* _MATERIAL PROVIDED_:
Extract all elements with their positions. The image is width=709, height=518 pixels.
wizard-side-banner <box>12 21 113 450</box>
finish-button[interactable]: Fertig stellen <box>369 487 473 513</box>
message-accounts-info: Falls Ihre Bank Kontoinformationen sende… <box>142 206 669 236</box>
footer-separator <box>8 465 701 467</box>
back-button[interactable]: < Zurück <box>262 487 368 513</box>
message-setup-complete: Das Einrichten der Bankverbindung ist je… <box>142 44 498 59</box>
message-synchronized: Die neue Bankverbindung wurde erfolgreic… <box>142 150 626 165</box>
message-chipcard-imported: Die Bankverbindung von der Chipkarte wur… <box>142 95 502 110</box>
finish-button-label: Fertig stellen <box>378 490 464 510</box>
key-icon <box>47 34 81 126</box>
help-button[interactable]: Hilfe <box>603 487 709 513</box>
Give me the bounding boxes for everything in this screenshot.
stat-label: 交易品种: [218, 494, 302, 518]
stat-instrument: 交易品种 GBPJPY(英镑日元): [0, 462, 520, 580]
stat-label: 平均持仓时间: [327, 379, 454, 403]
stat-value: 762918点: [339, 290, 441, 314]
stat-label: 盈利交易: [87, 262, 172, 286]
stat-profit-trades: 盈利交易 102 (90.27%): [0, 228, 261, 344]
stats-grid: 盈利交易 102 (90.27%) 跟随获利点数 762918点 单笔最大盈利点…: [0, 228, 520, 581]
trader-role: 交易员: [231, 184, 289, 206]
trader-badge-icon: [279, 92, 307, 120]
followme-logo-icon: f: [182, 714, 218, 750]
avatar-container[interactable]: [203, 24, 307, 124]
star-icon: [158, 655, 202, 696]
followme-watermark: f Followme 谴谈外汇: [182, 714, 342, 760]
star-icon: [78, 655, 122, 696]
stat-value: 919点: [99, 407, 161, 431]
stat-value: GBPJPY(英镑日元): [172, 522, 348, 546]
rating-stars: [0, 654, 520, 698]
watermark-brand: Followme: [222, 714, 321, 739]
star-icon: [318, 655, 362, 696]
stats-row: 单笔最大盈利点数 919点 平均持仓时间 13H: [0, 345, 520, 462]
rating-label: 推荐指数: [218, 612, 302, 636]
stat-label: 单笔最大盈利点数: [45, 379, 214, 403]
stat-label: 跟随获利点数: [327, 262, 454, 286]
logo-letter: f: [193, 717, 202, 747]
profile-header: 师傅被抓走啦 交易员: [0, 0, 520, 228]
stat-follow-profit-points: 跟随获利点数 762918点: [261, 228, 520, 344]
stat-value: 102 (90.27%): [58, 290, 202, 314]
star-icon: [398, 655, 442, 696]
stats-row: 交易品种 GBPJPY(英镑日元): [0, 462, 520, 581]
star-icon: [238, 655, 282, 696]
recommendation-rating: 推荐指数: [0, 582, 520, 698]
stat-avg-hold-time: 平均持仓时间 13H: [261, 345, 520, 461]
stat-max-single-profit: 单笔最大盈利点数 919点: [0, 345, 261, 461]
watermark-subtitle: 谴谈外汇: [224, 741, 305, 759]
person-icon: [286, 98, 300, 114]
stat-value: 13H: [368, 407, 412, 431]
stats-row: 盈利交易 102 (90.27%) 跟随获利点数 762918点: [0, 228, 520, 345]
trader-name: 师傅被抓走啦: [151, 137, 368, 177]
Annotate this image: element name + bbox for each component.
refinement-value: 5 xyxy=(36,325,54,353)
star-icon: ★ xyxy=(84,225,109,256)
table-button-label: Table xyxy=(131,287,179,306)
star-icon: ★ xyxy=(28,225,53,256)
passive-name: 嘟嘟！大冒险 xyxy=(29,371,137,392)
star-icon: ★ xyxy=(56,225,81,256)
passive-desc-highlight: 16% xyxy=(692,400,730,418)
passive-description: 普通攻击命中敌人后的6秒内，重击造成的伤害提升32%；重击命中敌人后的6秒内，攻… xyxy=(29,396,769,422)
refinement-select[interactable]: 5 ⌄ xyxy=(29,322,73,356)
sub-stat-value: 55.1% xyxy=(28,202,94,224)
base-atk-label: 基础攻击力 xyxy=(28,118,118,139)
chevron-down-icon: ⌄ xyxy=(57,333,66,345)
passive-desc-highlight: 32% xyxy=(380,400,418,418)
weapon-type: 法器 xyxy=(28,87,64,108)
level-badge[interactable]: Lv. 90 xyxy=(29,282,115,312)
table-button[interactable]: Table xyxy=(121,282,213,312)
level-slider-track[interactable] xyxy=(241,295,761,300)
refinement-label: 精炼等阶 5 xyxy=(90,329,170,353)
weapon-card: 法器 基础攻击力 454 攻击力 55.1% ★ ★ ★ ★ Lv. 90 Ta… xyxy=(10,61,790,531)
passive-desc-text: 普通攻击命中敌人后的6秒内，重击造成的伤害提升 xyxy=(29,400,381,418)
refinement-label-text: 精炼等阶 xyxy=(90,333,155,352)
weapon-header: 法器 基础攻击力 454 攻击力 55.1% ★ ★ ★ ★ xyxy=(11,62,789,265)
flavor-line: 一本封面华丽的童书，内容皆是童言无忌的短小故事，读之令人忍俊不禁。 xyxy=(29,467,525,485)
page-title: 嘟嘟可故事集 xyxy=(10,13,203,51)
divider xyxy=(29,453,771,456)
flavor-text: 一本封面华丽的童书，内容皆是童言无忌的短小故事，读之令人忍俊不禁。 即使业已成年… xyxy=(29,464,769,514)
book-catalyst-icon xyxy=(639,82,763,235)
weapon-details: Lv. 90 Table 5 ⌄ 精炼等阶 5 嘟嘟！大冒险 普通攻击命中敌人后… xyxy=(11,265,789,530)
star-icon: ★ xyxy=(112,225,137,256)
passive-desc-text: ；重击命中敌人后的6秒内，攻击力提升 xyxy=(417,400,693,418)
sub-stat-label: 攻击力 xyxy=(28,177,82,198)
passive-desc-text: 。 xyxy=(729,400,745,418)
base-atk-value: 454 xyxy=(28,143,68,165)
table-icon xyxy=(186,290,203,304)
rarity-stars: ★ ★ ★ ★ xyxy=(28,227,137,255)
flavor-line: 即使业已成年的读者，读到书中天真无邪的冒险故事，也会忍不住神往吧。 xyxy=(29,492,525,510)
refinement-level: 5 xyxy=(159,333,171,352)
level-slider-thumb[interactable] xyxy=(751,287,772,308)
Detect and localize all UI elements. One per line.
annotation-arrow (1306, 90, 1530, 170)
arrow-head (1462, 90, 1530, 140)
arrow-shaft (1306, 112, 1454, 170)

* _AIM_: Please print every line above verbatim, from the first to the last, with nothing changed, added, or left out.

* _COMPLETED TASK_:
Extract all elements with their positions. The image is width=709, height=518 pixels.
wizard-side-banner <box>12 21 113 450</box>
finish-button[interactable]: Fertig stellen <box>369 487 473 513</box>
message-accounts-info: Falls Ihre Bank Kontoinformationen sende… <box>142 206 669 236</box>
footer-separator <box>8 465 701 467</box>
back-button[interactable]: < Zurück <box>262 487 368 513</box>
message-setup-complete: Das Einrichten der Bankverbindung ist je… <box>142 44 498 59</box>
message-synchronized: Die neue Bankverbindung wurde erfolgreic… <box>142 150 626 165</box>
message-chipcard-imported: Die Bankverbindung von der Chipkarte wur… <box>142 95 502 110</box>
finish-button-label: Fertig stellen <box>378 490 464 510</box>
key-icon <box>47 34 81 126</box>
help-button[interactable]: Hilfe <box>603 487 709 513</box>
Give me the bounding boxes for everything in this screenshot.
stat-label: 交易品种: [218, 494, 302, 518]
stat-instrument: 交易品种 GBPJPY(英镑日元): [0, 462, 520, 580]
stat-label: 平均持仓时间: [327, 379, 454, 403]
stat-value: 762918点: [339, 290, 441, 314]
stat-label: 盈利交易: [87, 262, 172, 286]
stat-profit-trades: 盈利交易 102 (90.27%): [0, 228, 261, 344]
stats-grid: 盈利交易 102 (90.27%) 跟随获利点数 762918点 单笔最大盈利点…: [0, 228, 520, 581]
trader-role: 交易员: [231, 184, 289, 206]
trader-badge-icon: [279, 92, 307, 120]
followme-logo-icon: f: [182, 714, 218, 750]
avatar-container[interactable]: [203, 24, 307, 124]
star-icon: [158, 655, 202, 696]
followme-watermark: f Followme 谴谈外汇: [182, 714, 342, 760]
star-icon: [78, 655, 122, 696]
stat-value: 919点: [99, 407, 161, 431]
stat-value: GBPJPY(英镑日元): [172, 522, 348, 546]
rating-stars: [0, 654, 520, 698]
watermark-brand: Followme: [222, 714, 321, 739]
star-icon: [318, 655, 362, 696]
stats-row: 单笔最大盈利点数 919点 平均持仓时间 13H: [0, 345, 520, 462]
rating-label: 推荐指数: [218, 612, 302, 636]
stat-label: 单笔最大盈利点数: [45, 379, 214, 403]
stat-label: 跟随获利点数: [327, 262, 454, 286]
logo-letter: f: [193, 717, 202, 747]
profile-header: 师傅被抓走啦 交易员: [0, 0, 520, 228]
stat-follow-profit-points: 跟随获利点数 762918点: [261, 228, 520, 344]
stat-value: 102 (90.27%): [58, 290, 202, 314]
star-icon: [398, 655, 442, 696]
stats-row: 交易品种 GBPJPY(英镑日元): [0, 462, 520, 581]
star-icon: [238, 655, 282, 696]
recommendation-rating: 推荐指数: [0, 582, 520, 698]
stat-avg-hold-time: 平均持仓时间 13H: [261, 345, 520, 461]
stat-max-single-profit: 单笔最大盈利点数 919点: [0, 345, 261, 461]
watermark-subtitle: 谴谈外汇: [224, 741, 305, 759]
person-icon: [286, 98, 300, 114]
stat-value: 13H: [368, 407, 412, 431]
stats-row: 盈利交易 102 (90.27%) 跟随获利点数 762918点: [0, 228, 520, 345]
trader-name: 师傅被抓走啦: [151, 137, 368, 177]
Annotate this image: element name + bbox for each component.
refinement-value: 5 xyxy=(36,325,54,353)
star-icon: ★ xyxy=(84,225,109,256)
table-button-label: Table xyxy=(131,287,179,306)
star-icon: ★ xyxy=(28,225,53,256)
passive-name: 嘟嘟！大冒险 xyxy=(29,371,137,392)
star-icon: ★ xyxy=(56,225,81,256)
passive-desc-highlight: 16% xyxy=(692,400,730,418)
passive-description: 普通攻击命中敌人后的6秒内，重击造成的伤害提升32%；重击命中敌人后的6秒内，攻… xyxy=(29,396,769,422)
refinement-select[interactable]: 5 ⌄ xyxy=(29,322,73,356)
sub-stat-value: 55.1% xyxy=(28,202,94,224)
base-atk-label: 基础攻击力 xyxy=(28,118,118,139)
chevron-down-icon: ⌄ xyxy=(57,333,66,345)
passive-desc-highlight: 32% xyxy=(380,400,418,418)
weapon-type: 法器 xyxy=(28,87,64,108)
level-badge[interactable]: Lv. 90 xyxy=(29,282,115,312)
table-button[interactable]: Table xyxy=(121,282,213,312)
level-slider-track[interactable] xyxy=(241,295,761,300)
refinement-label: 精炼等阶 5 xyxy=(90,329,170,353)
weapon-card: 法器 基础攻击力 454 攻击力 55.1% ★ ★ ★ ★ Lv. 90 Ta… xyxy=(10,61,790,531)
passive-desc-text: 普通攻击命中敌人后的6秒内，重击造成的伤害提升 xyxy=(29,400,381,418)
refinement-label-text: 精炼等阶 xyxy=(90,333,155,352)
weapon-header: 法器 基础攻击力 454 攻击力 55.1% ★ ★ ★ ★ xyxy=(11,62,789,265)
flavor-line: 一本封面华丽的童书，内容皆是童言无忌的短小故事，读之令人忍俊不禁。 xyxy=(29,467,525,485)
page-title: 嘟嘟可故事集 xyxy=(10,13,203,51)
divider xyxy=(29,453,771,456)
flavor-text: 一本封面华丽的童书，内容皆是童言无忌的短小故事，读之令人忍俊不禁。 即使业已成年… xyxy=(29,464,769,514)
book-catalyst-icon xyxy=(639,82,763,235)
weapon-details: Lv. 90 Table 5 ⌄ 精炼等阶 5 嘟嘟！大冒险 普通攻击命中敌人后… xyxy=(11,265,789,530)
star-icon: ★ xyxy=(112,225,137,256)
passive-desc-text: ；重击命中敌人后的6秒内，攻击力提升 xyxy=(417,400,693,418)
sub-stat-label: 攻击力 xyxy=(28,177,82,198)
passive-desc-text: 。 xyxy=(729,400,745,418)
base-atk-value: 454 xyxy=(28,143,68,165)
table-icon xyxy=(186,290,203,304)
rarity-stars: ★ ★ ★ ★ xyxy=(28,227,137,255)
flavor-line: 即使业已成年的读者，读到书中天真无邪的冒险故事，也会忍不住神往吧。 xyxy=(29,492,525,510)
refinement-level: 5 xyxy=(159,333,171,352)
level-slider-thumb[interactable] xyxy=(751,287,772,308)
Detect and localize all UI elements. One per line.
annotation-arrow (1306, 90, 1530, 170)
arrow-head (1462, 90, 1530, 140)
arrow-shaft (1306, 112, 1454, 170)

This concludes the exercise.